PROBLEM TO SOLVE
Every line that contains the word "Process" should be copied.

Dataset items

-- Begin --

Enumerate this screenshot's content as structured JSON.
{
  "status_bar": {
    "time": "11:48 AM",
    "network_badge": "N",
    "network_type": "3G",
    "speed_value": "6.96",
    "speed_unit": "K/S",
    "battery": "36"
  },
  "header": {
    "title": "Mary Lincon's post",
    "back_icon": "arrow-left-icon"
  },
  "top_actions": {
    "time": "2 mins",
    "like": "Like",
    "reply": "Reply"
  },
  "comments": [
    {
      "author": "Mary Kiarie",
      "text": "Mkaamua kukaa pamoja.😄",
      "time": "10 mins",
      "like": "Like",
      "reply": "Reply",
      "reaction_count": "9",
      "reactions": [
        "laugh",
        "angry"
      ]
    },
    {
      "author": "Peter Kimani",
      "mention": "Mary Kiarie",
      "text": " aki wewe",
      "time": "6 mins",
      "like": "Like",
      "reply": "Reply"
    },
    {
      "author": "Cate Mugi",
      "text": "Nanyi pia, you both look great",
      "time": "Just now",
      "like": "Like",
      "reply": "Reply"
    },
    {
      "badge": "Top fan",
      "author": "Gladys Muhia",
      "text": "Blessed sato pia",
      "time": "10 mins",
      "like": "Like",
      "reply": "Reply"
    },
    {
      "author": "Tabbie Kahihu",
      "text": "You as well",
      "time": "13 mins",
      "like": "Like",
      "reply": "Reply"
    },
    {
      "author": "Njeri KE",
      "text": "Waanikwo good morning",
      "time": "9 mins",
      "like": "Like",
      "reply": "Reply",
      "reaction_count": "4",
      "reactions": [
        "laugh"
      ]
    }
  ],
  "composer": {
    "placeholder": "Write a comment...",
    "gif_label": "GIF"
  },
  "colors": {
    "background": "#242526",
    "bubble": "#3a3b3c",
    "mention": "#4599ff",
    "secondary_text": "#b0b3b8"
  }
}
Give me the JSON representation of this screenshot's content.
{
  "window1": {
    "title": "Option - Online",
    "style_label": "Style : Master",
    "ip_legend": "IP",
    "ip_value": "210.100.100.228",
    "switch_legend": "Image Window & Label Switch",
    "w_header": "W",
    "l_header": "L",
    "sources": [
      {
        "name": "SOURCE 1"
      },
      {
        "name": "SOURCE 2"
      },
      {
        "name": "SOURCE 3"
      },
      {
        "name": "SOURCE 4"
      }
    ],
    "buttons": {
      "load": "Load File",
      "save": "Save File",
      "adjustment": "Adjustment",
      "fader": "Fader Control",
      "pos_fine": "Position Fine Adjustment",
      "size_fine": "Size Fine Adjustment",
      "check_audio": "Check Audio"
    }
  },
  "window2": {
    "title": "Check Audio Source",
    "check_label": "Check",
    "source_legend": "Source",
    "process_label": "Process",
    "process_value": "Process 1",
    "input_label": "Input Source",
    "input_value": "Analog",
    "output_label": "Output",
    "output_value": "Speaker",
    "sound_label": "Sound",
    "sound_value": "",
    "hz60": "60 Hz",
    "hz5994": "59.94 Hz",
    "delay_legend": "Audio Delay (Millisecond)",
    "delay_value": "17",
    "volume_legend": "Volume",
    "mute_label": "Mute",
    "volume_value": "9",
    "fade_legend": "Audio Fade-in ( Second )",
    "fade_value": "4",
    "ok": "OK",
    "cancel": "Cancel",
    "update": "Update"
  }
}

-- End --

REPLY TO THE TASK
    "process_label": "Process",
    "process_value": "Process 1",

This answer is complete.